----- TASK INPUTS

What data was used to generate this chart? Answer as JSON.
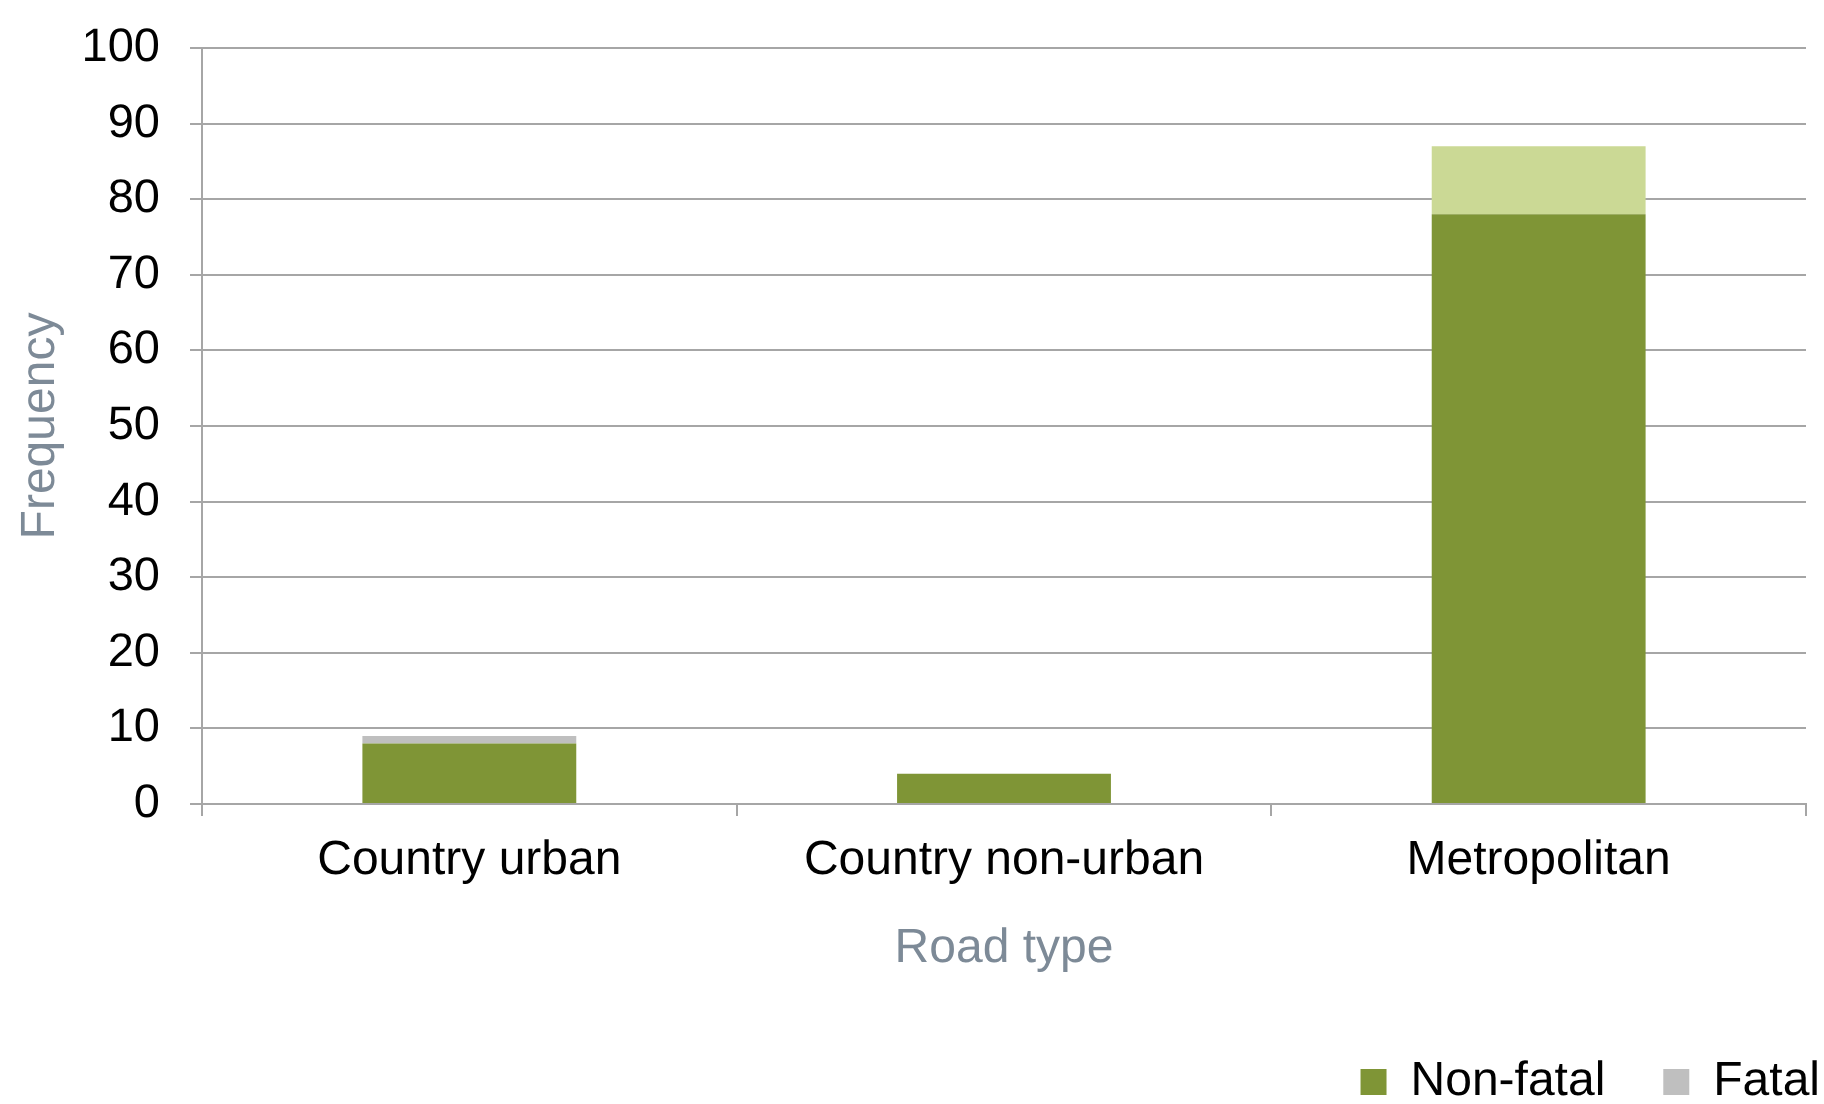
{
  "chart_data": {
    "type": "bar",
    "xlabel": "Road type",
    "ylabel": "Frequency",
    "categories": [
      "Country urban",
      "Country non-urban",
      "Metropolitan"
    ],
    "series": [
      {
        "name": "Non-fatal",
        "color": "#7f9536",
        "values": [
          8,
          4,
          78
        ]
      },
      {
        "name": "Fatal",
        "color": "#bfbfbf",
        "colors": [
          "#bfbfbf",
          "#bfbfbf",
          "#cbd995"
        ],
        "values": [
          1,
          0,
          9
        ]
      }
    ],
    "stacked": true,
    "ylim": [
      0,
      100
    ],
    "yticks": [
      0,
      10,
      20,
      30,
      40,
      50,
      60,
      70,
      80,
      90,
      100
    ],
    "grid": "y",
    "legend": "bottom right"
  }
}
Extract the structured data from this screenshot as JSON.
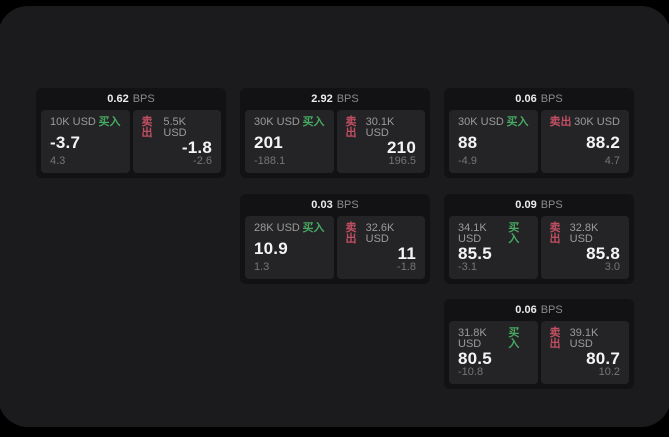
{
  "page": {
    "background": "#000000",
    "window_background": "#1b1b1d",
    "card_background": "#121214",
    "panel_background": "#242427"
  },
  "colors": {
    "buy_green": "#47a861",
    "sell_red": "#c14f62",
    "value_white": "#f4f4f4",
    "muted_gray": "#9b9b9b",
    "delta_gray": "#757577"
  },
  "labels": {
    "bps": "BPS",
    "buy": "买入",
    "sell": "卖出"
  },
  "cards": [
    {
      "col": 1,
      "row": 1,
      "bps": "0.62",
      "buy": {
        "amount": "10K USD",
        "value": "-3.7",
        "delta": "4.3"
      },
      "sell": {
        "amount": "5.5K USD",
        "value": "-1.8",
        "delta": "-2.6"
      }
    },
    {
      "col": 2,
      "row": 1,
      "bps": "2.92",
      "buy": {
        "amount": "30K USD",
        "value": "201",
        "delta": "-188.1"
      },
      "sell": {
        "amount": "30.1K USD",
        "value": "210",
        "delta": "196.5"
      }
    },
    {
      "col": 3,
      "row": 1,
      "bps": "0.06",
      "buy": {
        "amount": "30K USD",
        "value": "88",
        "delta": "-4.9"
      },
      "sell": {
        "amount": "30K USD",
        "value": "88.2",
        "delta": "4.7"
      }
    },
    {
      "col": 2,
      "row": 2,
      "bps": "0.03",
      "buy": {
        "amount": "28K USD",
        "value": "10.9",
        "delta": "1.3"
      },
      "sell": {
        "amount": "32.6K USD",
        "value": "11",
        "delta": "-1.8"
      }
    },
    {
      "col": 3,
      "row": 2,
      "bps": "0.09",
      "buy": {
        "amount": "34.1K USD",
        "value": "85.5",
        "delta": "-3.1"
      },
      "sell": {
        "amount": "32.8K USD",
        "value": "85.8",
        "delta": "3.0"
      }
    },
    {
      "col": 3,
      "row": 3,
      "bps": "0.06",
      "buy": {
        "amount": "31.8K USD",
        "value": "80.5",
        "delta": "-10.8"
      },
      "sell": {
        "amount": "39.1K USD",
        "value": "80.7",
        "delta": "10.2"
      }
    }
  ]
}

----------

Look over the listing above. Pick out and copy every line that includes "JSON".

## RESULT BELOW
What data was used to generate this chart? Answer as JSON.
Extract the structured data from this screenshot as JSON.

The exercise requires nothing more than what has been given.